> QUOTED PASSAGE
>>>>

Maximum Mean Discrepancy

Maximum Mean Discrepancy (MMD) Drift Detection is a kernel-based method for comparing two distributions by calculating the distance between their mean embeddings in a reproducing kernel Hilbert space (RKHS). The MMD test statistic is defined as:

\[ \textrm{MMD}(F, p, q) = || \mu_{p} - \mu_{q} ||^2_{F} \]

where \(\mu_{p}\) and \(\mu_{q}\) are the mean embeddings of distributions p and q in the RKHS. The MMD test is particularly useful for detecting complex, multivariate distributional differences. Unbiased estimates of \(\textrm{MMD}^2\) can be obtained using the kernel trick, and a permutation test is used to obtain the p-value.

A common choice for the kernel is the radial basis function (RBF) kernel, though other kernels can be used depending on the application.

<<<<

> TASK
Write out the Maximum Mean Discrepancy text word for word, from "Maximum Mean Discrepancy (MMD)" to "obtain the p-value.".

> MATERIAL SUPPLIED
>>>>

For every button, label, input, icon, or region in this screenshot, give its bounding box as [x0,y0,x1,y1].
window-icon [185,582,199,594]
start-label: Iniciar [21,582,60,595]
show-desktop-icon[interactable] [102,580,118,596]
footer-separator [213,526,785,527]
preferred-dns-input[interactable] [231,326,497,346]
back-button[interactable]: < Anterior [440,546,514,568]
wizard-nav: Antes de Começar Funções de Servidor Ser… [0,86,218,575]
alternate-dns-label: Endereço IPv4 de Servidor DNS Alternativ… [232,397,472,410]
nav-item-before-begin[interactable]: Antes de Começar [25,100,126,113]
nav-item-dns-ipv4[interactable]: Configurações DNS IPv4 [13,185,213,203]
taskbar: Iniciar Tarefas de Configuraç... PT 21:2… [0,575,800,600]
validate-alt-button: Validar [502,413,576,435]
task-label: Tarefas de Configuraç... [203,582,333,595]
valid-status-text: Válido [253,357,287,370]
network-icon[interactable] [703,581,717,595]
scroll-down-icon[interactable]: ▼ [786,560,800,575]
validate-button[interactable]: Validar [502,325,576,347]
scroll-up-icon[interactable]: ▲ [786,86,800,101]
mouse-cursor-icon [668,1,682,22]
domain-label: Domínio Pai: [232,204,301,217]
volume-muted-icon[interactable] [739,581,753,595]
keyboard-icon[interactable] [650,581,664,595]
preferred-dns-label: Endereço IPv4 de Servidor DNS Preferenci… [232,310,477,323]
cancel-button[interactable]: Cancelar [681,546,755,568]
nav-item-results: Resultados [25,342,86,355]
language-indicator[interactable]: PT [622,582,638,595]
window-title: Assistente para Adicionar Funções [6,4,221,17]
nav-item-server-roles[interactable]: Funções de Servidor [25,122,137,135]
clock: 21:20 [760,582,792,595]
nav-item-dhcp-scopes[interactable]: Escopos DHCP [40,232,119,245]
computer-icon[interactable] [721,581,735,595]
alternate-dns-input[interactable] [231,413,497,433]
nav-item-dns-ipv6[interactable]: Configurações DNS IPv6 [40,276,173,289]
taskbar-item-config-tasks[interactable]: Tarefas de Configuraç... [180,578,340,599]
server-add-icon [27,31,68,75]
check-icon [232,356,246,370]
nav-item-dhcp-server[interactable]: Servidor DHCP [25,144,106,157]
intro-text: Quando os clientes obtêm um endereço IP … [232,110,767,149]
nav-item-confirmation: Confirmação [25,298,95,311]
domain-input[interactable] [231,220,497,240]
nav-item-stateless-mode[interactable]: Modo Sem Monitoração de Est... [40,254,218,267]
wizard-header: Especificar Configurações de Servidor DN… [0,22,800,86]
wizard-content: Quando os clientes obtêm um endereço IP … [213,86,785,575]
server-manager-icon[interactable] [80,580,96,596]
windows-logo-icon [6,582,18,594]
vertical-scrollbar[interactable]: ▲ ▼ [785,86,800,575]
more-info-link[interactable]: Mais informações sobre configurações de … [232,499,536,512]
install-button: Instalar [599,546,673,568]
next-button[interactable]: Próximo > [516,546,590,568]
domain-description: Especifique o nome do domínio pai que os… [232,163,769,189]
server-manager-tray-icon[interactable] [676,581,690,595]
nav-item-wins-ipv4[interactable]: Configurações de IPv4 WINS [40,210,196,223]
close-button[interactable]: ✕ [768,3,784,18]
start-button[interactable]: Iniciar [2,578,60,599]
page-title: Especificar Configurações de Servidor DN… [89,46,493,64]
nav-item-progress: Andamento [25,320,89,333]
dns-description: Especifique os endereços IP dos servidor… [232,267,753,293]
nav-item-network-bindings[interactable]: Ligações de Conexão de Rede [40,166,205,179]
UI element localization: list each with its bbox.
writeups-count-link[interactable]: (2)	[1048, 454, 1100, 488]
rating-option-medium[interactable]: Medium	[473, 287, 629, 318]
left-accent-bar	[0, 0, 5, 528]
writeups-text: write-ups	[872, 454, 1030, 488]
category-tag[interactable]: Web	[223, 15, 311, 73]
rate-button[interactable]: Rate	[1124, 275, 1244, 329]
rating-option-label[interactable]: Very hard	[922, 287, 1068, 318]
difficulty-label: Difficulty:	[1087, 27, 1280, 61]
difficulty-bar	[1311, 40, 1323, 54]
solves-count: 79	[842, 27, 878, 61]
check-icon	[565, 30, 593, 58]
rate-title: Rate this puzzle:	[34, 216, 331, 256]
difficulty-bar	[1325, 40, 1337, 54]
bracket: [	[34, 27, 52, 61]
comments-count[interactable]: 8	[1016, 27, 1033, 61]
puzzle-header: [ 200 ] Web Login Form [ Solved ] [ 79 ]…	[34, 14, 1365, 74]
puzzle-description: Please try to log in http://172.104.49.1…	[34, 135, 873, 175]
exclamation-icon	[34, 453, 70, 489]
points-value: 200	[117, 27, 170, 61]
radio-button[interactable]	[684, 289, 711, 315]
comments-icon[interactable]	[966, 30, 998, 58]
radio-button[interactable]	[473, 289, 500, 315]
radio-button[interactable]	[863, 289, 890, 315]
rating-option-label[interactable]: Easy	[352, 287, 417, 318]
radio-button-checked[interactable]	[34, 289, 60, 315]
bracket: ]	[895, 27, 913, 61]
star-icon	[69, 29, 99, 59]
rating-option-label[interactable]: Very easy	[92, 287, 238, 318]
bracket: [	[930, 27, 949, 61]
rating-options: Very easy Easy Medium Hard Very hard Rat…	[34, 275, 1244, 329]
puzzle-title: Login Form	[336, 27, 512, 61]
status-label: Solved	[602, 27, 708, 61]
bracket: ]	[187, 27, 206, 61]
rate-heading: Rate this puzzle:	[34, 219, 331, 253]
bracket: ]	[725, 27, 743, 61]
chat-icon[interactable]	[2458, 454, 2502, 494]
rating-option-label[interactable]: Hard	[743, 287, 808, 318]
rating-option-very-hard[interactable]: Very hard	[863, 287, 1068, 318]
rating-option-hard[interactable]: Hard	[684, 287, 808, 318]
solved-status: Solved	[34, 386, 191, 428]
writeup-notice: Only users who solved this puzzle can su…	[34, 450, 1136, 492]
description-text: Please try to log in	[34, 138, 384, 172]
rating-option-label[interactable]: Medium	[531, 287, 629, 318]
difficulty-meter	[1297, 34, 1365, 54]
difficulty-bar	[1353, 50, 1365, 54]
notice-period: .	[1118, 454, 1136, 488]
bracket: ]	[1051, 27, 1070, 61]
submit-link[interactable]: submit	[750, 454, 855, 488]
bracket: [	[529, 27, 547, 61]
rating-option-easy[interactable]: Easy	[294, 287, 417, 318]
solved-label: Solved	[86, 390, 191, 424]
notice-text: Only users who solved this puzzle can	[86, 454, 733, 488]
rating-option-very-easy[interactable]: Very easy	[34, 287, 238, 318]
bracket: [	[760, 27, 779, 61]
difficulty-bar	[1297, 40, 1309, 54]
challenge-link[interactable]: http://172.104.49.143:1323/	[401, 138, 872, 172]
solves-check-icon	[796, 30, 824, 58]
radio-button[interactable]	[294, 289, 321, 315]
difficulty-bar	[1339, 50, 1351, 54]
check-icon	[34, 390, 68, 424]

<<<<

> ANSWER BELOW
Maximum Mean Discrepancy (MMD) Drift Detection is a kernel-based method for comparing two distributions by calculating the distance between their mean embeddings in a reproducing kernel Hilbert space (RKHS). The MMD test statistic is defined as:

\[ \textrm{MMD}(F, p, q) = || \mu_{p} - \mu_{q} ||^2_{F} \]

where \(\mu_{p}\) and \(\mu_{q}\) are the mean embeddings of distributions p and q in the RKHS. The MMD test is particularly useful for detecting complex, multivariate distributional differences. Unbiased estimates of \(\textrm{MMD}^2\) can be obtained using the kernel trick, and a permutation test is used to obtain the p-value.